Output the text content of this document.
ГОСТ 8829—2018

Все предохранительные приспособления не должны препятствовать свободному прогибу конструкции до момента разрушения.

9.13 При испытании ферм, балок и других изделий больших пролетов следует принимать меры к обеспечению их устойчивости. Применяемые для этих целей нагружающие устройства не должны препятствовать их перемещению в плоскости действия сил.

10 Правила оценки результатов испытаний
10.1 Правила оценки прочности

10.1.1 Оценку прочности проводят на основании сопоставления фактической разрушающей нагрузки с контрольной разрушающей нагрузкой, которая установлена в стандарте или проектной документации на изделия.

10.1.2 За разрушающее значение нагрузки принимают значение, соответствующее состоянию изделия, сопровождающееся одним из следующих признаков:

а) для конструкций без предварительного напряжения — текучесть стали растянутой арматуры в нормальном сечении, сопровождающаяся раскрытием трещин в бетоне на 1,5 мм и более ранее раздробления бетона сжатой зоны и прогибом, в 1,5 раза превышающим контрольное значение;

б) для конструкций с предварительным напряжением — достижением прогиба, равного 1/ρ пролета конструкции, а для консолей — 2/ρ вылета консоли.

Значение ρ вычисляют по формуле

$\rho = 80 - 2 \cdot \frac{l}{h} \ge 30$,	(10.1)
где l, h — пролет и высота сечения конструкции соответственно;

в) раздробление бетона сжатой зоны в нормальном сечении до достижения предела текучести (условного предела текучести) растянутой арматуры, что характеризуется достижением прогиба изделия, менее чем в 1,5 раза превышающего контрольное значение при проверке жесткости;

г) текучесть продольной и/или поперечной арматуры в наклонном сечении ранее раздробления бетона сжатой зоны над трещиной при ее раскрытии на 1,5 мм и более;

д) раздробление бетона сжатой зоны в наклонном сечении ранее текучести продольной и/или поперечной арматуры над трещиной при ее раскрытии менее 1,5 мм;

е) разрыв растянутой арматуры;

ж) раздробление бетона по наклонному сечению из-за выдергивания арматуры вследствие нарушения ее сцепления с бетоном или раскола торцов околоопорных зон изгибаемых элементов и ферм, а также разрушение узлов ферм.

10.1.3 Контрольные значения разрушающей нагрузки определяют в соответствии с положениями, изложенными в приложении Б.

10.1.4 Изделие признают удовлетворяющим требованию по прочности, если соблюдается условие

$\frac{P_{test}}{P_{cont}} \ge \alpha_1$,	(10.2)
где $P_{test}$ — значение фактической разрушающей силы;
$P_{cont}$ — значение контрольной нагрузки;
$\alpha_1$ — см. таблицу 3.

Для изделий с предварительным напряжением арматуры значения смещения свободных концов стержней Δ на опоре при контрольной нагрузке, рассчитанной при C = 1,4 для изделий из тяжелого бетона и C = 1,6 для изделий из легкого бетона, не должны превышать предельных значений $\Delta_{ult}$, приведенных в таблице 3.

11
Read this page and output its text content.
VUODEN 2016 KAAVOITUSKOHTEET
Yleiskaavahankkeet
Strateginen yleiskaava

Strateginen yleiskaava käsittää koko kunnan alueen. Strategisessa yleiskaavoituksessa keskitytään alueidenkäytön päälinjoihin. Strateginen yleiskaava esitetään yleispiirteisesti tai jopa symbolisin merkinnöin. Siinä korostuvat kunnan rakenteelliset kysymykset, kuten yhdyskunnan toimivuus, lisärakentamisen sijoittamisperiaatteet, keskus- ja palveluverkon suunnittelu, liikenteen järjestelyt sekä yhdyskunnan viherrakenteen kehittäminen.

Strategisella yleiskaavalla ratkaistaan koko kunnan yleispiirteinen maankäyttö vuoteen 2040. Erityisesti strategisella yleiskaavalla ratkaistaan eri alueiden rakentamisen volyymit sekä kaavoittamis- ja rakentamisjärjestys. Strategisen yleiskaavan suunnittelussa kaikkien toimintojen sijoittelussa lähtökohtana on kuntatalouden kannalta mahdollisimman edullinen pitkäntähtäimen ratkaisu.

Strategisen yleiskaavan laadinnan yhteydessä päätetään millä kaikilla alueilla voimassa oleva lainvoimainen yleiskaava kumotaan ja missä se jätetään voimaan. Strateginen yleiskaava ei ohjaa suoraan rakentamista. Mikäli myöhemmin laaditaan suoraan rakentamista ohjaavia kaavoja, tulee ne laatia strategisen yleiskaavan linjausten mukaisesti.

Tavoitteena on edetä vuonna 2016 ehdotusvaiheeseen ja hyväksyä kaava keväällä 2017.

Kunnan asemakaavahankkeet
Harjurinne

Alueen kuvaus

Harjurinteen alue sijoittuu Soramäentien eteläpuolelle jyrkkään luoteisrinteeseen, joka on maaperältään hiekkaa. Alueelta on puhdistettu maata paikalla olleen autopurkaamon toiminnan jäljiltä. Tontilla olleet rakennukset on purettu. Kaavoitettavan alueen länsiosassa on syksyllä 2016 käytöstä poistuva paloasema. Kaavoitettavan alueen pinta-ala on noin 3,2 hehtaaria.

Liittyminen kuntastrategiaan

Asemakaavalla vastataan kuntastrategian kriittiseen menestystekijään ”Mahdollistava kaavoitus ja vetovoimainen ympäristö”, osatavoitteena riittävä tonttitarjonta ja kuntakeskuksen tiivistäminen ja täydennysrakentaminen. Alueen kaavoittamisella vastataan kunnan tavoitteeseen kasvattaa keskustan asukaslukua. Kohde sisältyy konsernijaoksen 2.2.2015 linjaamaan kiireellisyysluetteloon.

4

» What you should do
Determine the count of lines in the data above with the string "text" in them, and give that count alone.

» Worked answer
2